REQUIRED WORK -
Scan the entries below for the word "ضرورت". Copy each line that has it.

DATA SUPPLIED -
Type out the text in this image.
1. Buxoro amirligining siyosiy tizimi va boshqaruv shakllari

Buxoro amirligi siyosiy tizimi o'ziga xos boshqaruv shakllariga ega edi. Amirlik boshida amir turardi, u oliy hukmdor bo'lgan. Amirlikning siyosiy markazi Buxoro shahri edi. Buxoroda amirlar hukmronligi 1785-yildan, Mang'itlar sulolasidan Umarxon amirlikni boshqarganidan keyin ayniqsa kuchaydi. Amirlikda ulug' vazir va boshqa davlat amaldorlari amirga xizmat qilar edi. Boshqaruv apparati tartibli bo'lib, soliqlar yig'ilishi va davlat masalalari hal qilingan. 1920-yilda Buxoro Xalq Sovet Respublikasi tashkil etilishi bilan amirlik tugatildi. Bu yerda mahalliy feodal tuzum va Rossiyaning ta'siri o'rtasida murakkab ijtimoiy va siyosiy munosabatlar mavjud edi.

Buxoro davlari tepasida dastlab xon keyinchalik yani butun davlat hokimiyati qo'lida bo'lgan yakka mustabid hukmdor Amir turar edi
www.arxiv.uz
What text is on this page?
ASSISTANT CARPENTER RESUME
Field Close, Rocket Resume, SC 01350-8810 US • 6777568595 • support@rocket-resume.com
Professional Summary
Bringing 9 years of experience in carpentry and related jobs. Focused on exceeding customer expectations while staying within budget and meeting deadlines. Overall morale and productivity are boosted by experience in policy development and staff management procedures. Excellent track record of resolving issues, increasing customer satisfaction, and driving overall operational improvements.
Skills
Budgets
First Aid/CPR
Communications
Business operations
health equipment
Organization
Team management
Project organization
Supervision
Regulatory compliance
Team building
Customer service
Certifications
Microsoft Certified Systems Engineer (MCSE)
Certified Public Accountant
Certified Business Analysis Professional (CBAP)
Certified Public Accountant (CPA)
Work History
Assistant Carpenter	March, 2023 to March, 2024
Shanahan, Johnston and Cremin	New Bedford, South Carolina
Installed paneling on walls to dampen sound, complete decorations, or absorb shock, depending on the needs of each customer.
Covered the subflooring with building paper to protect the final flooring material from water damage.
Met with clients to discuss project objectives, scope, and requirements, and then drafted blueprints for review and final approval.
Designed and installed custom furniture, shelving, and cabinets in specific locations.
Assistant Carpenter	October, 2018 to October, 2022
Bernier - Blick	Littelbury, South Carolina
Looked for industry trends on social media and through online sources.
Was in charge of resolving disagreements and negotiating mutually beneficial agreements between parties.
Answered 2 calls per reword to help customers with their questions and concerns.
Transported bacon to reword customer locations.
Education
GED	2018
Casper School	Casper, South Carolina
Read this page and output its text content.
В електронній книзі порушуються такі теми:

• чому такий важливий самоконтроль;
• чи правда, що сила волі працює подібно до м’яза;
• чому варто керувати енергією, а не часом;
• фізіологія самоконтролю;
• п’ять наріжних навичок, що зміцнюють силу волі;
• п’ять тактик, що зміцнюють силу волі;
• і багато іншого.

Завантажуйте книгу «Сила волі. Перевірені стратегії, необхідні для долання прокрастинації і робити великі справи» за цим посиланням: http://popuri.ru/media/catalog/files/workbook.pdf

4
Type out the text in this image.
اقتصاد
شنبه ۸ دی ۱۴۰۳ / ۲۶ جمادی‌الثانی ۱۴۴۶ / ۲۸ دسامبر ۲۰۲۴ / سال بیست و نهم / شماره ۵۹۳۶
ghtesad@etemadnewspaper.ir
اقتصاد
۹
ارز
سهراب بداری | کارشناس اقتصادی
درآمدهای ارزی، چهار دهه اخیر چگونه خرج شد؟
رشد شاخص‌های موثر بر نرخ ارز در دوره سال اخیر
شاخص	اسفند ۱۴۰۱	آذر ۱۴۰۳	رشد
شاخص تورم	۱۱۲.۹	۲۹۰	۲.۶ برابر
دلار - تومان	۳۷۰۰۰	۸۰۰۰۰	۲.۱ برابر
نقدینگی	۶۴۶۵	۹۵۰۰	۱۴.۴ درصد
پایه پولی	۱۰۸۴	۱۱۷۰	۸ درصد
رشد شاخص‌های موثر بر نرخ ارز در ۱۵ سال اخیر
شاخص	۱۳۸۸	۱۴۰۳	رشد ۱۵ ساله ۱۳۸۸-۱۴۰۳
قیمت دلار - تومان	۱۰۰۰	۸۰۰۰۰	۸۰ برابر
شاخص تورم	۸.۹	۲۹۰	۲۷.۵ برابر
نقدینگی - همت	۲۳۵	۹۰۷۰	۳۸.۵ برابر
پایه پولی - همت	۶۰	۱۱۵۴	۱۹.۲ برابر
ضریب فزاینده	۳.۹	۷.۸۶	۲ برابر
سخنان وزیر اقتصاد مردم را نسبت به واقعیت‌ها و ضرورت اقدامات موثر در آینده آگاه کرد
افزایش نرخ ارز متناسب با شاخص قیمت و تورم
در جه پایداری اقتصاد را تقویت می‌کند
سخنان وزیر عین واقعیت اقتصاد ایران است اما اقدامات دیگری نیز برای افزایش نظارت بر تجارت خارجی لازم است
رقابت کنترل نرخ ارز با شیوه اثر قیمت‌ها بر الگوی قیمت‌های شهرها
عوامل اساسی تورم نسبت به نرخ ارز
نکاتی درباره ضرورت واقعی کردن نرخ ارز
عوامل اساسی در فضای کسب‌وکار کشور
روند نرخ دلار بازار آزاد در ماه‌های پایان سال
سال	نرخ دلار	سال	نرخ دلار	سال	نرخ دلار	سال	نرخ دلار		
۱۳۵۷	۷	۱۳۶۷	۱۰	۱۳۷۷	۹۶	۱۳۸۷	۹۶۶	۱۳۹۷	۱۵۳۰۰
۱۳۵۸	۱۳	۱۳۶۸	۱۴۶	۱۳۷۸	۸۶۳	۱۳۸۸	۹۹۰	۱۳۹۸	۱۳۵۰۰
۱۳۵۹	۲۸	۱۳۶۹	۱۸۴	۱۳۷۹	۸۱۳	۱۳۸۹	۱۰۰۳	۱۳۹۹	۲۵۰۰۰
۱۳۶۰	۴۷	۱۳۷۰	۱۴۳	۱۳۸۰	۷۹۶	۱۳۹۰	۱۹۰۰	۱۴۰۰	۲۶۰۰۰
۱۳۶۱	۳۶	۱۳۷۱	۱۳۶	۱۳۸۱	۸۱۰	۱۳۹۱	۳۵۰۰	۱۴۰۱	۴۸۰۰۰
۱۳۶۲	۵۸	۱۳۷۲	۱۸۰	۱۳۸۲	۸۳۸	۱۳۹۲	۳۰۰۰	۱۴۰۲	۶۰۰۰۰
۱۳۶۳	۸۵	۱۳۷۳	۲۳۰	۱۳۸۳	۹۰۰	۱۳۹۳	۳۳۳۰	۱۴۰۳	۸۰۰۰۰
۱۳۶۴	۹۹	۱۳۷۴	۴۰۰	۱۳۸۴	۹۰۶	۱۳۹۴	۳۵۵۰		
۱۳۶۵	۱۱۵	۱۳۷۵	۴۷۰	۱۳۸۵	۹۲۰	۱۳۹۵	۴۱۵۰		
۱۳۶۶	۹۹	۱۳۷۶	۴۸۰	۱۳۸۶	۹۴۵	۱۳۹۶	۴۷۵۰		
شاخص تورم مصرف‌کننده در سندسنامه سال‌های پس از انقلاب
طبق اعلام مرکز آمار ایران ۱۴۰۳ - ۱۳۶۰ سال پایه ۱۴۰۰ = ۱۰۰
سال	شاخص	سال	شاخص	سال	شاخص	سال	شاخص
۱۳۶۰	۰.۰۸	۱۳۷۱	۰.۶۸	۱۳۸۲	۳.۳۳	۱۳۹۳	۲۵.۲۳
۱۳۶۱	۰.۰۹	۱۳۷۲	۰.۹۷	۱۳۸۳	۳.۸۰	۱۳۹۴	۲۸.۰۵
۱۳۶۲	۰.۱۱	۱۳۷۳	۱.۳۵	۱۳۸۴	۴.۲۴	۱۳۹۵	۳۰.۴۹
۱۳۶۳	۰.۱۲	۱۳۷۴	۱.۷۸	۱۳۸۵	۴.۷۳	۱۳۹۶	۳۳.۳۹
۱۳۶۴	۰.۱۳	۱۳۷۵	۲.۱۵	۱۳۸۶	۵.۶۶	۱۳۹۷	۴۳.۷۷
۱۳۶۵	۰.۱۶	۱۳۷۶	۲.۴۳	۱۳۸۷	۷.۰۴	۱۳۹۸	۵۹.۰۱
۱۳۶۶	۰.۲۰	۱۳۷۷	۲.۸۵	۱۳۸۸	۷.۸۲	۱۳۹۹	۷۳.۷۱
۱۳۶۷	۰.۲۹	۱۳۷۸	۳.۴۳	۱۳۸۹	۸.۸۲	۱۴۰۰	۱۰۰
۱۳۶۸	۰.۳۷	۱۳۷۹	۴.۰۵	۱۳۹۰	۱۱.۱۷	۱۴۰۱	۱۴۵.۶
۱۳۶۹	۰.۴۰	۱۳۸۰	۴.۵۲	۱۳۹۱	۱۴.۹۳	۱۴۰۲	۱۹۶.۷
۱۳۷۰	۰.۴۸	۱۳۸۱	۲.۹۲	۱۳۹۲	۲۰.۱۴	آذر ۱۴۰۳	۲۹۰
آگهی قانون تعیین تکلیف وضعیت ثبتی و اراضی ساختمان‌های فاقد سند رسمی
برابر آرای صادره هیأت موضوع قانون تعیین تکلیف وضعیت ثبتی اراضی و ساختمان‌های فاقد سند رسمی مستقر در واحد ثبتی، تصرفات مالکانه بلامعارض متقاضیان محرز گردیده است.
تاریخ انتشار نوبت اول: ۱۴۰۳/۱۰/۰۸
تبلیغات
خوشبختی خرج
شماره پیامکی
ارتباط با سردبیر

COMPLETE OUTPUT -
سخنان وزیر اقتصاد مردم را نسبت به واقعیت‌ها و ضرورت اقدامات موثر در آینده آگاه کرد
نکاتی درباره ضرورت واقعی کردن نرخ ارز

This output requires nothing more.